_To do_.
Without including any images, reproduce each entry exactly.

━━━━━ Given data

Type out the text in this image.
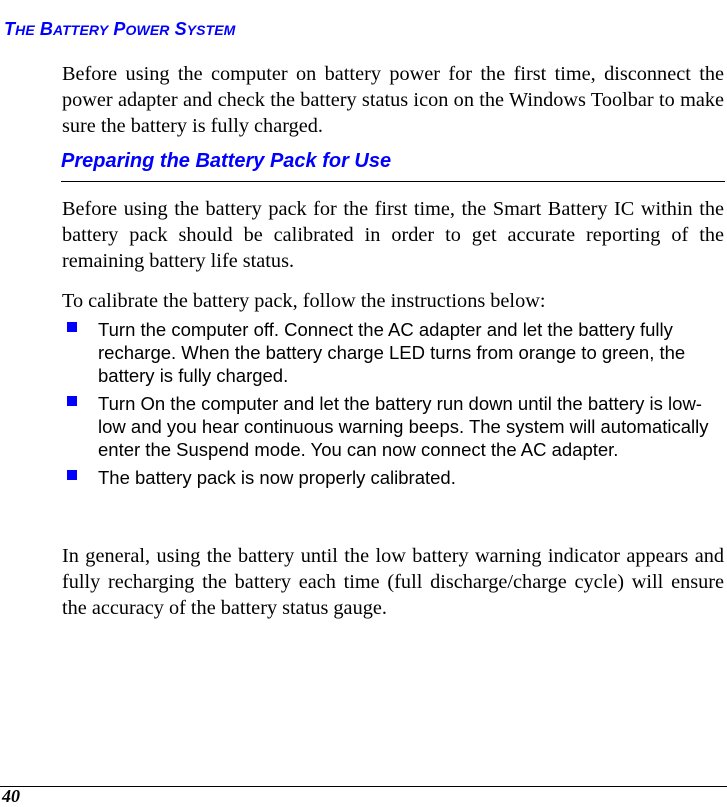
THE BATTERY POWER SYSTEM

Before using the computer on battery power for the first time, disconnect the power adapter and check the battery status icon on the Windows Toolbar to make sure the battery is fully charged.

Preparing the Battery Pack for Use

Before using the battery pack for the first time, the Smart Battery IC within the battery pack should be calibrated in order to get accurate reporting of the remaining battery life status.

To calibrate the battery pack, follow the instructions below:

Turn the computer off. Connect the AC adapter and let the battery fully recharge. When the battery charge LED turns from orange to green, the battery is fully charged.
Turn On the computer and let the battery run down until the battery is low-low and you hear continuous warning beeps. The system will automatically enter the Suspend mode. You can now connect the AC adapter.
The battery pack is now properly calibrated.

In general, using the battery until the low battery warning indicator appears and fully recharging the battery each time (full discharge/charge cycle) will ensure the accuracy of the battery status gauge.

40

━━━━━━━━━━

_Completed exercise_.
Type out the text in this image.
THE BATTERY POWER SYSTEM

Before using the computer on battery power for the first time, disconnect the power adapter and check the battery status icon on the Windows Toolbar to make sure the battery is fully charged.

Preparing the Battery Pack for Use

Before using the battery pack for the first time, the Smart Battery IC within the battery pack should be calibrated in order to get accurate reporting of the remaining battery life status.

To calibrate the battery pack, follow the instructions below:

Turn the computer off. Connect the AC adapter and let the battery fully recharge. When the battery charge LED turns from orange to green, the battery is fully charged.
Turn On the computer and let the battery run down until the battery is low-low and you hear continuous warning beeps. The system will automatically enter the Suspend mode. You can now connect the AC adapter.
The battery pack is now properly calibrated.

In general, using the battery until the low battery warning indicator appears and fully recharging the battery each time (full discharge/charge cycle) will ensure the accuracy of the battery status gauge.

40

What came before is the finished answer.